• Exercise aim
Carry none of the pictures over; set down the material below exactly.

Stored entries:
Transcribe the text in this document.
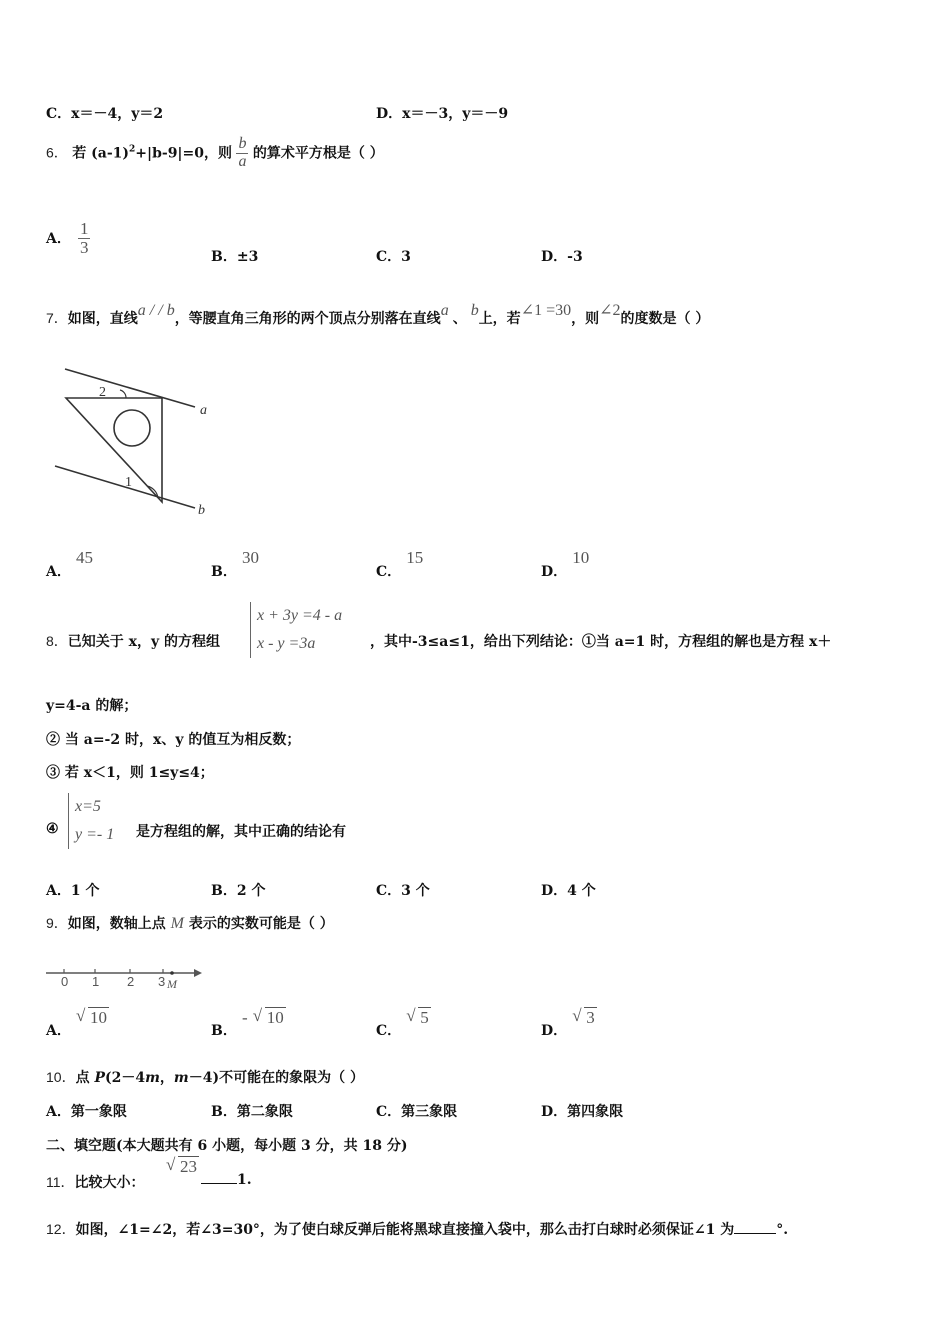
C．x＝－4，y＝2	D．x＝－3，y＝－9
6． 若 $(a-1)^2+|b-9|=0$，则 $\frac{b}{a}$ 的算术平方根是（ ）
A． $\frac{1}{3}$
B．±3	C．3	D．-3
7．如图，直线a / / b，等腰直角三角形的两个顶点分别落在直线a 、 b上，若∠1 =30，则∠2的度数是（ ）
2
1
a
b
A． 45
B． 30
C． 15
D． 10
8．已知关于 x，y 的方程组
x + 3y =4 - a
x - y =3a	，其中-3≤a≤1，给出下列结论：①当 a=1 时，方程组的解也是方程 x＋
y=4-a 的解；
② 当 a=-2 时，x、y 的值互为相反数；
③ 若 x＜1，则 1≤y≤4；
④
x=5
y =- 1 是方程组的解，其中正确的结论有
A．1 个	B．2 个	C．3 个	D．4 个
9．如图，数轴上点 M 表示的实数可能是（ ）
0 1 2 3 M
A． √ 10
B． - √ 10
C． √ 5
D． √ 3
10．点 P(2－4m，m－4)不可能在的象限为（ ）
A．第一象限	B．第二象限	C．第三象限	D．第四象限
二、填空题(本大题共有 6 小题，每小题 3 分，共 18 分)
11．比较大小：
√ 23
1.
12．如图，∠1=∠2，若∠3=30°，为了使白球反弹后能将黑球直接撞入袋中，那么击打白球时必须保证∠1 为	°.
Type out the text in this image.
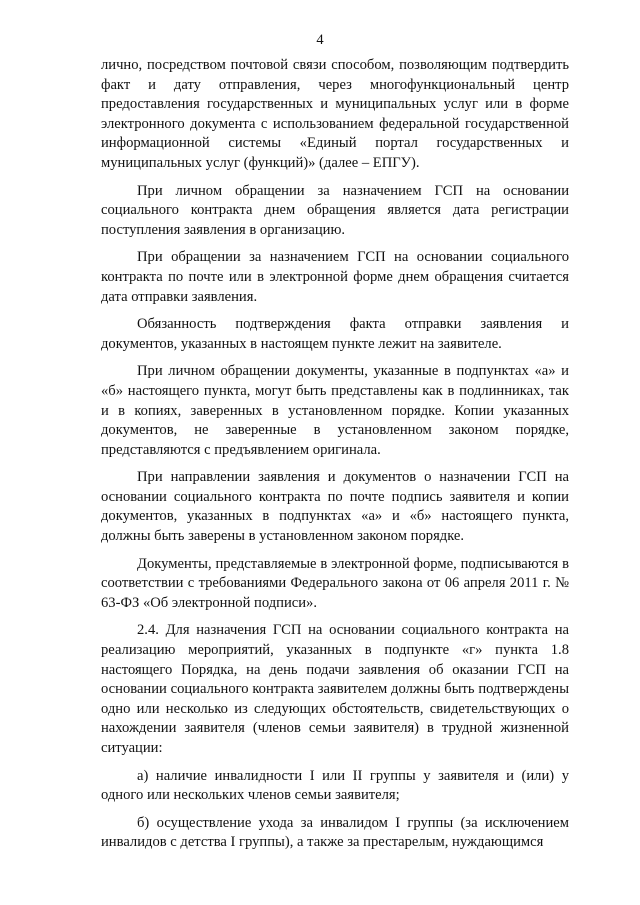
4

лично, посредством почтовой связи способом, позволяющим подтвердить факт и дату отправления, через многофункциональный центр предоставления государственных и муниципальных услуг или в форме электронного документа с использованием федеральной государственной информационной системы «Единый портал государственных и муниципальных услуг (функций)» (далее – ЕПГУ).

При личном обращении за назначением ГСП на основании социального контракта днем обращения является дата регистрации поступления заявления в организацию.

При обращении за назначением ГСП на основании социального контракта по почте или в электронной форме днем обращения считается дата отправки заявления.

Обязанность подтверждения факта отправки заявления и документов, указанных в настоящем пункте лежит на заявителе.

При личном обращении документы, указанные в подпунктах «а» и «б» настоящего пункта, могут быть представлены как в подлинниках, так и в копиях, заверенных в установленном порядке. Копии указанных документов, не заверенные в установленном законом порядке, представляются с предъявлением оригинала.

При направлении заявления и документов о назначении ГСП на основании социального контракта по почте подпись заявителя и копии документов, указанных в подпунктах «а» и «б» настоящего пункта, должны быть заверены в установленном законом порядке.

Документы, представляемые в электронной форме, подписываются в соответствии с требованиями Федерального закона от 06 апреля 2011 г. № 63-ФЗ «Об электронной подписи».

2.4. Для назначения ГСП на основании социального контракта на реализацию мероприятий, указанных в подпункте «г» пункта 1.8 настоящего Порядка, на день подачи заявления об оказании ГСП на основании социального контракта заявителем должны быть подтверждены одно или несколько из следующих обстоятельств, свидетельствующих о нахождении заявителя (членов семьи заявителя) в трудной жизненной ситуации:

а) наличие инвалидности I или II группы у заявителя и (или) у одного или нескольких членов семьи заявителя;

б) осуществление ухода за инвалидом I группы (за исключением инвалидов с детства I группы), а также за престарелым, нуждающимся
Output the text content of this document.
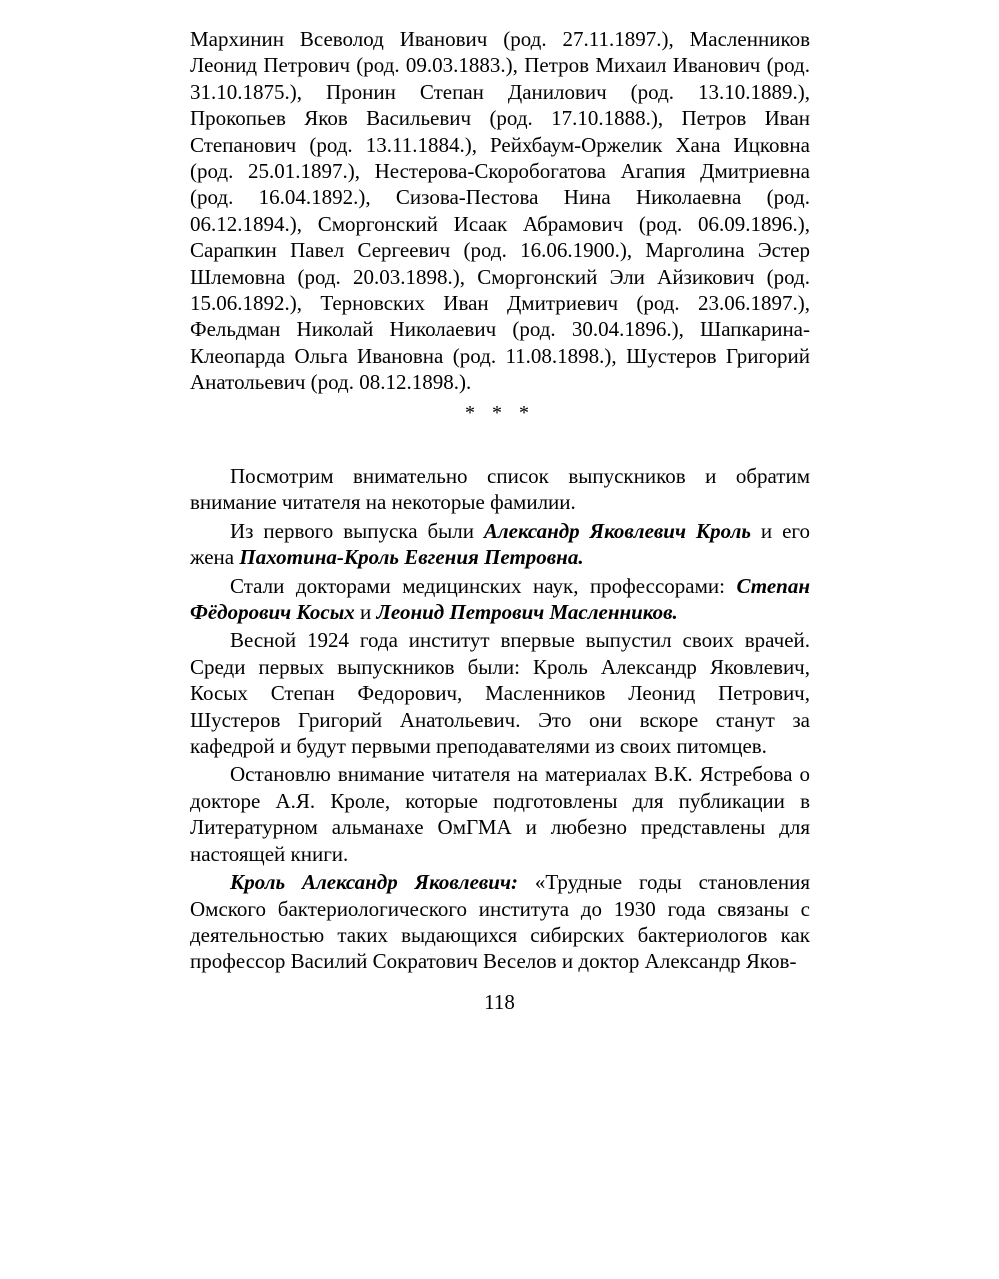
Мархинин Всеволод Иванович (род. 27.11.1897.), Масленников Леонид Петрович (род. 09.03.1883.), Петров Михаил Иванович (род. 31.10.1875.), Пронин Степан Данилович (род. 13.10.1889.), Прокопьев Яков Васильевич (род. 17.10.1888.), Петров Иван Степанович (род. 13.11.1884.), Рейхбаум-Оржелик Хана Ицковна (род. 25.01.1897.), Нестерова-Скоробогатова Агапия Дмитриевна (род. 16.04.1892.), Сизова-Пестова Нина Николаевна (род. 06.12.1894.), Сморгонский Исаак Абрамович (род. 06.09.1896.), Сарапкин Павел Сергеевич (род. 16.06.1900.), Марголина Эстер Шлемовна (род. 20.03.1898.), Сморгонский Эли Айзикович (род. 15.06.1892.), Терновских Иван Дмитриевич (род. 23.06.1897.), Фельдман Николай Николаевич (род. 30.04.1896.), Шапкарина-Клеопарда Ольга Ивановна (род. 11.08.1898.), Шустеров Григорий Анатольевич (род. 08.12.1898.).
* * *

Посмотрим внимательно список выпускников и обратим внимание читателя на некоторые фамилии.

Из первого выпуска были Александр Яковлевич Кроль и его жена Пахотина-Кроль Евгения Петровна.

Стали докторами медицинских наук, профессорами: Степан Фёдорович Косых и Леонид Петрович Масленников.

Весной 1924 года институт впервые выпустил своих врачей. Среди первых выпускников были: Кроль Александр Яковлевич, Косых Степан Федорович, Масленников Леонид Петрович, Шустеров Григорий Анатольевич. Это они вскоре станут за кафедрой и будут первыми преподавателями из своих питомцев.

Остановлю внимание читателя на материалах В.К. Ястребова о докторе А.Я. Кроле, которые подготовлены для публикации в Литературном альманахе ОмГМА и любезно представлены для настоящей книги.

Кроль Александр Яковлевич: «Трудные годы становления Омского бактериологического института до 1930 года связаны с деятельностью таких выдающихся сибирских бактериологов как профессор Василий Сократович Веселов и доктор Александр Яков-

118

• Expected answer
Transcribe the text in this document.
C．x＝－4，y＝2	D．x＝－3，y＝－9
6． 若 $(a-1)^2+|b-9|=0$，则 $\frac{b}{a}$ 的算术平方根是（ ）
A． $\frac{1}{3}$
B．±3	C．3	D．-3
7．如图，直线a / / b，等腰直角三角形的两个顶点分别落在直线a 、 b上，若∠1 =30，则∠2的度数是（ ）
2
1
a
b
A． 45
B． 30
C． 15
D． 10
8．已知关于 x，y 的方程组
x + 3y =4 - a
x - y =3a	，其中-3≤a≤1，给出下列结论：①当 a=1 时，方程组的解也是方程 x＋
y=4-a 的解；
② 当 a=-2 时，x、y 的值互为相反数；
③ 若 x＜1，则 1≤y≤4；
④
x=5
y =- 1 是方程组的解，其中正确的结论有
A．1 个	B．2 个	C．3 个	D．4 个
9．如图，数轴上点 M 表示的实数可能是（ ）
0 1 2 3 M
A． √ 10
B． - √ 10
C． √ 5
D． √ 3
10．点 P(2－4m，m－4)不可能在的象限为（ ）
A．第一象限	B．第二象限	C．第三象限	D．第四象限
二、填空题(本大题共有 6 小题，每小题 3 分，共 18 分)
11．比较大小：
√ 23
1.
12．如图，∠1=∠2，若∠3=30°，为了使白球反弹后能将黑球直接撞入袋中，那么击打白球时必须保证∠1 为	°.
Type out the text in this image.
4

лично, посредством почтовой связи способом, позволяющим подтвердить факт и дату отправления, через многофункциональный центр предоставления государственных и муниципальных услуг или в форме электронного документа с использованием федеральной государственной информационной системы «Единый портал государственных и муниципальных услуг (функций)» (далее – ЕПГУ).

При личном обращении за назначением ГСП на основании социального контракта днем обращения является дата регистрации поступления заявления в организацию.

При обращении за назначением ГСП на основании социального контракта по почте или в электронной форме днем обращения считается дата отправки заявления.

Обязанность подтверждения факта отправки заявления и документов, указанных в настоящем пункте лежит на заявителе.

При личном обращении документы, указанные в подпунктах «а» и «б» настоящего пункта, могут быть представлены как в подлинниках, так и в копиях, заверенных в установленном порядке. Копии указанных документов, не заверенные в установленном законом порядке, представляются с предъявлением оригинала.

При направлении заявления и документов о назначении ГСП на основании социального контракта по почте подпись заявителя и копии документов, указанных в подпунктах «а» и «б» настоящего пункта, должны быть заверены в установленном законом порядке.

Документы, представляемые в электронной форме, подписываются в соответствии с требованиями Федерального закона от 06 апреля 2011 г. № 63-ФЗ «Об электронной подписи».

2.4. Для назначения ГСП на основании социального контракта на реализацию мероприятий, указанных в подпункте «г» пункта 1.8 настоящего Порядка, на день подачи заявления об оказании ГСП на основании социального контракта заявителем должны быть подтверждены одно или несколько из следующих обстоятельств, свидетельствующих о нахождении заявителя (членов семьи заявителя) в трудной жизненной ситуации:

а) наличие инвалидности I или II группы у заявителя и (или) у одного или нескольких членов семьи заявителя;

б) осуществление ухода за инвалидом I группы (за исключением инвалидов с детства I группы), а также за престарелым, нуждающимся
Output the text content of this document.
Мархинин Всеволод Иванович (род. 27.11.1897.), Масленников Леонид Петрович (род. 09.03.1883.), Петров Михаил Иванович (род. 31.10.1875.), Пронин Степан Данилович (род. 13.10.1889.), Прокопьев Яков Васильевич (род. 17.10.1888.), Петров Иван Степанович (род. 13.11.1884.), Рейхбаум-Оржелик Хана Ицковна (род. 25.01.1897.), Нестерова-Скоробогатова Агапия Дмитриевна (род. 16.04.1892.), Сизова-Пестова Нина Николаевна (род. 06.12.1894.), Сморгонский Исаак Абрамович (род. 06.09.1896.), Сарапкин Павел Сергеевич (род. 16.06.1900.), Марголина Эстер Шлемовна (род. 20.03.1898.), Сморгонский Эли Айзикович (род. 15.06.1892.), Терновских Иван Дмитриевич (род. 23.06.1897.), Фельдман Николай Николаевич (род. 30.04.1896.), Шапкарина-Клеопарда Ольга Ивановна (род. 11.08.1898.), Шустеров Григорий Анатольевич (род. 08.12.1898.).
* * *

Посмотрим внимательно список выпускников и обратим внимание читателя на некоторые фамилии.

Из первого выпуска были Александр Яковлевич Кроль и его жена Пахотина-Кроль Евгения Петровна.

Стали докторами медицинских наук, профессорами: Степан Фёдорович Косых и Леонид Петрович Масленников.

Весной 1924 года институт впервые выпустил своих врачей. Среди первых выпускников были: Кроль Александр Яковлевич, Косых Степан Федорович, Масленников Леонид Петрович, Шустеров Григорий Анатольевич. Это они вскоре станут за кафедрой и будут первыми преподавателями из своих питомцев.

Остановлю внимание читателя на материалах В.К. Ястребова о докторе А.Я. Кроле, которые подготовлены для публикации в Литературном альманахе ОмГМА и любезно представлены для настоящей книги.

Кроль Александр Яковлевич: «Трудные годы становления Омского бактериологического института до 1930 года связаны с деятельностью таких выдающихся сибирских бактериологов как профессор Василий Сократович Веселов и доктор Александр Яков-

118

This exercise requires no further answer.